### Work to do:
Determine the number of lines containing the word "JSON". Reply with it and nothing else.

·····

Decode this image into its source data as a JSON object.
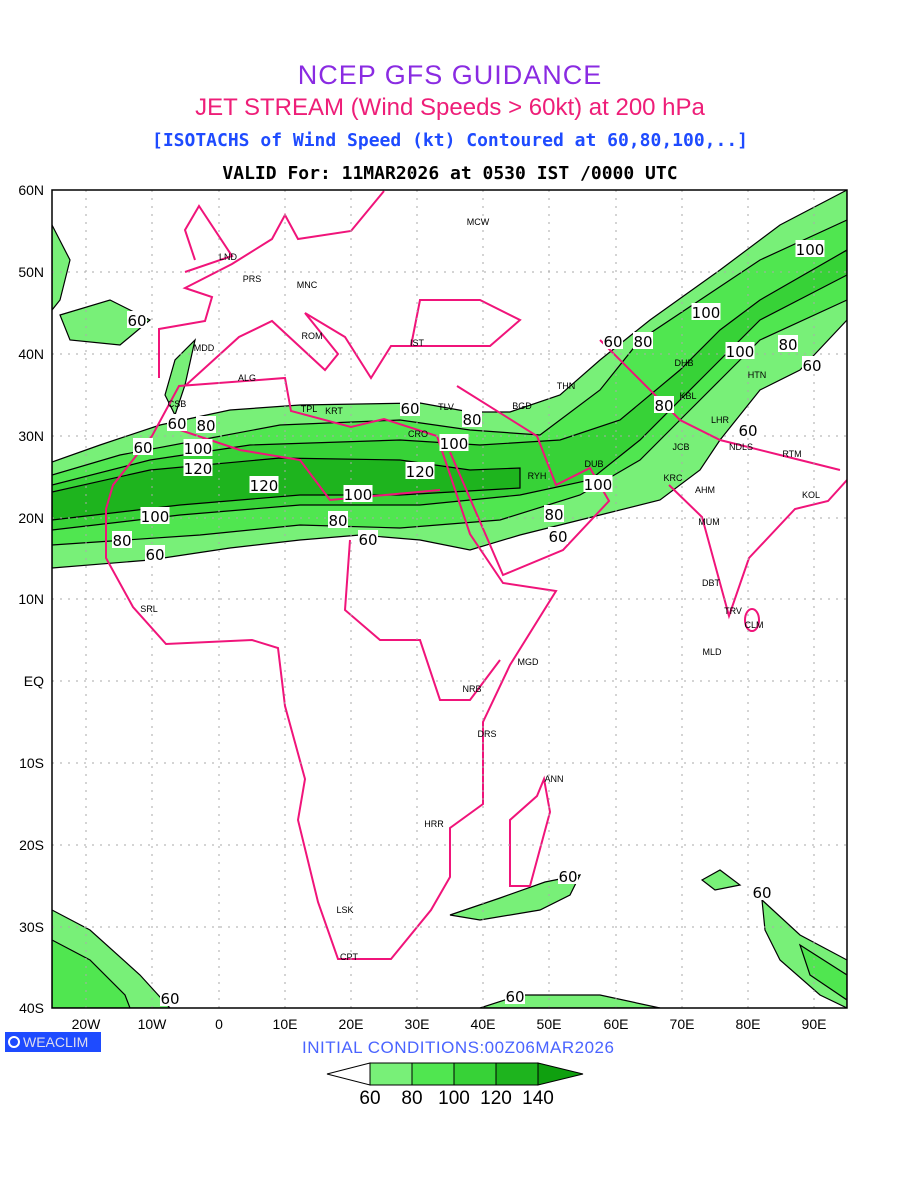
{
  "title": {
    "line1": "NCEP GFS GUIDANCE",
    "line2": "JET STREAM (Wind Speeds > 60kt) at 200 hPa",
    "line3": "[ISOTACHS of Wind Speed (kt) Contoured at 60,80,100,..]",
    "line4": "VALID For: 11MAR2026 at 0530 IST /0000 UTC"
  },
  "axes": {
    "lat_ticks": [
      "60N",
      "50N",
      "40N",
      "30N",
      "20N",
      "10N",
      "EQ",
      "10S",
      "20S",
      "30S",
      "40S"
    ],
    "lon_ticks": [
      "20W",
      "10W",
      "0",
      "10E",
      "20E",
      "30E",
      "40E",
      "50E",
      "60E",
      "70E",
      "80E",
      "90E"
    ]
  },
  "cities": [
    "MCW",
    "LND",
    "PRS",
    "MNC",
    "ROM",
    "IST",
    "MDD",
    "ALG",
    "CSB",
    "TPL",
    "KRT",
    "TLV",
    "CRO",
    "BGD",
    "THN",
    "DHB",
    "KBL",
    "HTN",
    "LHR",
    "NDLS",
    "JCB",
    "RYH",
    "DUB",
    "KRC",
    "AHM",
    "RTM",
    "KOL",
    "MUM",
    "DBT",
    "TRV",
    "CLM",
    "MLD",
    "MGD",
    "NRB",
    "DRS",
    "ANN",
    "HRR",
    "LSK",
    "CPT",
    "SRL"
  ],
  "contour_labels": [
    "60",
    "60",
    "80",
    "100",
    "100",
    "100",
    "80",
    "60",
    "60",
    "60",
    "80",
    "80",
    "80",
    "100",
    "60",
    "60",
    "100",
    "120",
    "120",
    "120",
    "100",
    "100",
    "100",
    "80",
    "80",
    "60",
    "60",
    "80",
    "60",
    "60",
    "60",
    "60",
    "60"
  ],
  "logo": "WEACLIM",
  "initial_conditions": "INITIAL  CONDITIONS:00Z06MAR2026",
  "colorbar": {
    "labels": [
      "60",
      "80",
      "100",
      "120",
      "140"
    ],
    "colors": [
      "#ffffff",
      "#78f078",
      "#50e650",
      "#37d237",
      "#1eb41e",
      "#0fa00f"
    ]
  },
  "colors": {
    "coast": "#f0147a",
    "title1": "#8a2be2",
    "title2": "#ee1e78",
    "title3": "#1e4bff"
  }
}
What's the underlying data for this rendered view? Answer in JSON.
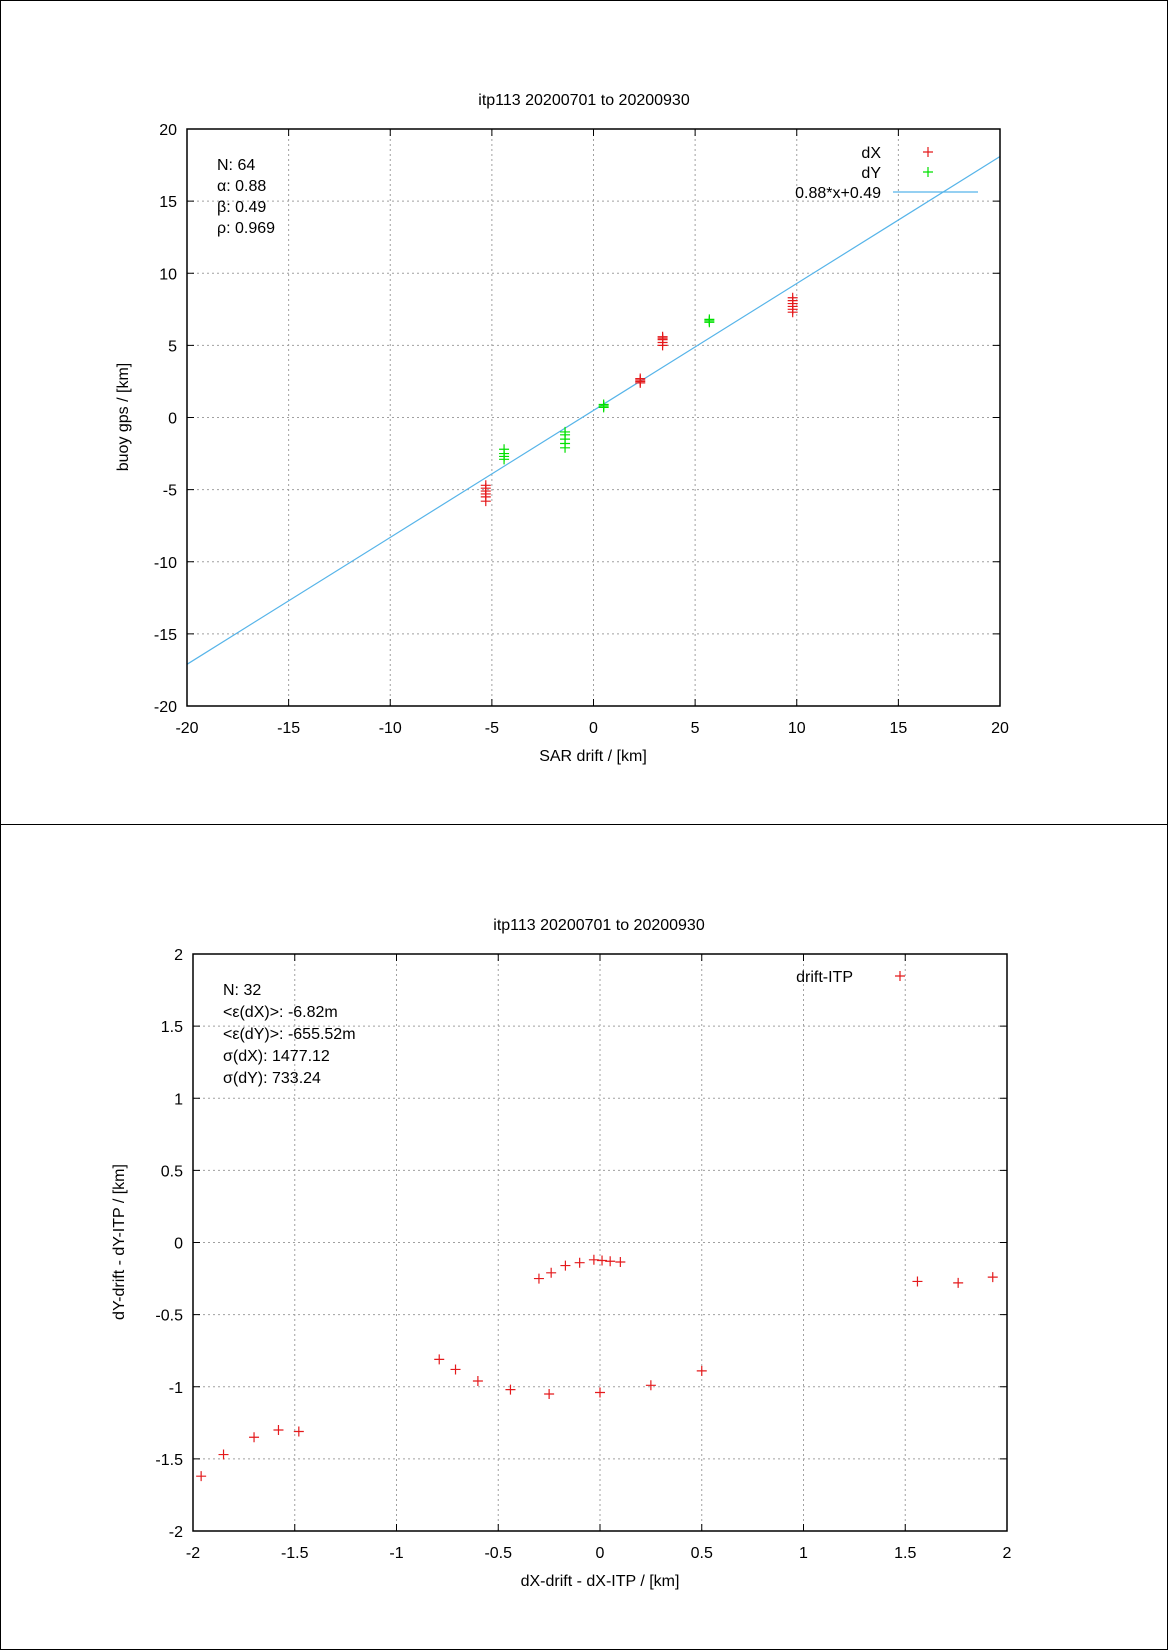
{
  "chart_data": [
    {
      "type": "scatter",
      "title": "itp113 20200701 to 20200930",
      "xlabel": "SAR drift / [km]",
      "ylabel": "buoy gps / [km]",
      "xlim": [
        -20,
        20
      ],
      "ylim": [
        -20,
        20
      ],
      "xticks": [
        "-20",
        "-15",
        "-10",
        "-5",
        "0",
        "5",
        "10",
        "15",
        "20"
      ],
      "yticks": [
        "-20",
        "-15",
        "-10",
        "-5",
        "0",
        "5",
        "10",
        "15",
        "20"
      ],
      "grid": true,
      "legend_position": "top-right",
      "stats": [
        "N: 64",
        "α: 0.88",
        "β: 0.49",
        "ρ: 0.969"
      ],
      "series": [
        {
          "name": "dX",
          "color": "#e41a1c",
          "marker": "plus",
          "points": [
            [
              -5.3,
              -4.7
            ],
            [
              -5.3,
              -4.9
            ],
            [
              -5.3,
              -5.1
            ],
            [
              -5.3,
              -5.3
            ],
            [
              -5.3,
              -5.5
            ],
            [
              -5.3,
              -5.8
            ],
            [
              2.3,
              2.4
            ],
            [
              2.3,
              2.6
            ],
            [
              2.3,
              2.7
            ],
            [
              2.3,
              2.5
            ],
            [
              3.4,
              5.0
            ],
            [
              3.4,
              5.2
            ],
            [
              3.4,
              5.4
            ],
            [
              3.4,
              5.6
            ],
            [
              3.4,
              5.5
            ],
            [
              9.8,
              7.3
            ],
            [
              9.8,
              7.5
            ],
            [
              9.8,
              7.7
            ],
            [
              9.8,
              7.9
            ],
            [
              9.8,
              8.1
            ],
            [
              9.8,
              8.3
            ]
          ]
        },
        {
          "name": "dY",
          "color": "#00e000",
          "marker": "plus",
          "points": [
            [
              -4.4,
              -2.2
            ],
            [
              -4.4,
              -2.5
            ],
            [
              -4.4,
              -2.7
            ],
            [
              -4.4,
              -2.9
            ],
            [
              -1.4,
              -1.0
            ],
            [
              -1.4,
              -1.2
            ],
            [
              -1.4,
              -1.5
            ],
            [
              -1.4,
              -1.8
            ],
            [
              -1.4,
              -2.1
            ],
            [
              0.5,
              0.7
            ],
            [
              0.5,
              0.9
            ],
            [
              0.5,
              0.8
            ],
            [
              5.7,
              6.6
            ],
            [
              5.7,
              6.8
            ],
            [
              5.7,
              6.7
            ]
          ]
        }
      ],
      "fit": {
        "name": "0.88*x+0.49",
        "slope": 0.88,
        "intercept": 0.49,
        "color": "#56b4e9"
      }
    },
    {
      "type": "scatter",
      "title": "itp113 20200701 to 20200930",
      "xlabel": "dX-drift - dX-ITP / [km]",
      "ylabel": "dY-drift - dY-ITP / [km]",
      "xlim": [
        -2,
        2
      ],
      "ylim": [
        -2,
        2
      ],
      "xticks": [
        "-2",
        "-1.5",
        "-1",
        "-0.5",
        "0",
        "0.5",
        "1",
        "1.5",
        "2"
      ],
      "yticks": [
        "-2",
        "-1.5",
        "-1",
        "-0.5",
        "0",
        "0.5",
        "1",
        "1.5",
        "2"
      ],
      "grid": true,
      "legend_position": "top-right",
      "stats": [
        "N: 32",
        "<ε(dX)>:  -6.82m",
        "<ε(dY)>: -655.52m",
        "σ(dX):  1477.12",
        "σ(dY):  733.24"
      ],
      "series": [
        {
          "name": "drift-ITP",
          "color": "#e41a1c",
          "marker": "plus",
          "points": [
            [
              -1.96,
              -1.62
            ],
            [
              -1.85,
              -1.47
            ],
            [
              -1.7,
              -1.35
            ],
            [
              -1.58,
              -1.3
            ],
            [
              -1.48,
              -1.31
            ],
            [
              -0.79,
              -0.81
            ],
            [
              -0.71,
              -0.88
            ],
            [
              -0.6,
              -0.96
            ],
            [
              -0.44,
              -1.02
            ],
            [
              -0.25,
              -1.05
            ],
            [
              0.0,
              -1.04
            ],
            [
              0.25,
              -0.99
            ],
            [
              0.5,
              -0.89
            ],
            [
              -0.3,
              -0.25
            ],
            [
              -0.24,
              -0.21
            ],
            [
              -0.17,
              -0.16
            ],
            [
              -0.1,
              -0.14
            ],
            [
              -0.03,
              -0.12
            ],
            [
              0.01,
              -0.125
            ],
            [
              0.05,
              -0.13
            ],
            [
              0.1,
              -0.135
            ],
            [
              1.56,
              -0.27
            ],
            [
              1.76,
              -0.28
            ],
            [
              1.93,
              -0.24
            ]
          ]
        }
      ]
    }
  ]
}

·····

### Answer below:
2